### Material shown
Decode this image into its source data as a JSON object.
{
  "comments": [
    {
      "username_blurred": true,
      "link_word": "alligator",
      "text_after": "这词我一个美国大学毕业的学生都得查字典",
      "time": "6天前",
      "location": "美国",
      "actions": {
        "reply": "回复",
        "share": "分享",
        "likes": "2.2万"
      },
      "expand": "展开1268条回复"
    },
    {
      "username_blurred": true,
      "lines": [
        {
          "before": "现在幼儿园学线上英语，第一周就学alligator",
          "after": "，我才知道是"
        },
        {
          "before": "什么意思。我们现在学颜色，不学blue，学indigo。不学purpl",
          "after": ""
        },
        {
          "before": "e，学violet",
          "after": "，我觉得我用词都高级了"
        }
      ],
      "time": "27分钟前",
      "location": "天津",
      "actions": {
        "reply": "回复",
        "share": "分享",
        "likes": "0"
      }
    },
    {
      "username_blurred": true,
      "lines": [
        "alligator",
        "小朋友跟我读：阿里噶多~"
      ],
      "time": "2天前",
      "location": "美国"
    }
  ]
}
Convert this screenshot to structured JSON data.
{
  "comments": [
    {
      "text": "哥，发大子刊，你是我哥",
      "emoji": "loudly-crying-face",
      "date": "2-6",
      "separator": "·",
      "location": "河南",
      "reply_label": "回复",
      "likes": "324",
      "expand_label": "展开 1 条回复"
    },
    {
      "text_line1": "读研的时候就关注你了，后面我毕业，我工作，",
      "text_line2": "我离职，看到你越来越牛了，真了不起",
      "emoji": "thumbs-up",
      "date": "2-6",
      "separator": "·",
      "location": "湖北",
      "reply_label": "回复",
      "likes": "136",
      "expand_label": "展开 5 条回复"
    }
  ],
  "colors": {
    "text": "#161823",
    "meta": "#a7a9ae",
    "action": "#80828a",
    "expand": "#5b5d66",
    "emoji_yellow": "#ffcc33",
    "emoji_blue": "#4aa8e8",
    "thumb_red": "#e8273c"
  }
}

### Request
Write out the listing once more, matching it exactly.

### Exercise answer
Decode this image into its source data as a JSON object.
{
  "comments": [
    {
      "username_blurred": true,
      "link_word": "alligator",
      "text_after": "这词我一个美国大学毕业的学生都得查字典",
      "time": "6天前",
      "location": "美国",
      "actions": {
        "reply": "回复",
        "share": "分享",
        "likes": "2.2万"
      },
      "expand": "展开1268条回复"
    },
    {
      "username_blurred": true,
      "lines": [
        {
          "before": "现在幼儿园学线上英语，第一周就学alligator",
          "after": "，我才知道是"
        },
        {
          "before": "什么意思。我们现在学颜色，不学blue，学indigo。不学purpl",
          "after": ""
        },
        {
          "before": "e，学violet",
          "after": "，我觉得我用词都高级了"
        }
      ],
      "time": "27分钟前",
      "location": "天津",
      "actions": {
        "reply": "回复",
        "share": "分享",
        "likes": "0"
      }
    },
    {
      "username_blurred": true,
      "lines": [
        "alligator",
        "小朋友跟我读：阿里噶多~"
      ],
      "time": "2天前",
      "location": "美国"
    }
  ]
}
Convert this screenshot to structured JSON data.
{
  "comments": [
    {
      "text": "哥，发大子刊，你是我哥",
      "emoji": "loudly-crying-face",
      "date": "2-6",
      "separator": "·",
      "location": "河南",
      "reply_label": "回复",
      "likes": "324",
      "expand_label": "展开 1 条回复"
    },
    {
      "text_line1": "读研的时候就关注你了，后面我毕业，我工作，",
      "text_line2": "我离职，看到你越来越牛了，真了不起",
      "emoji": "thumbs-up",
      "date": "2-6",
      "separator": "·",
      "location": "湖北",
      "reply_label": "回复",
      "likes": "136",
      "expand_label": "展开 5 条回复"
    }
  ],
  "colors": {
    "text": "#161823",
    "meta": "#a7a9ae",
    "action": "#80828a",
    "expand": "#5b5d66",
    "emoji_yellow": "#ffcc33",
    "emoji_blue": "#4aa8e8",
    "thumb_red": "#e8273c"
  }
}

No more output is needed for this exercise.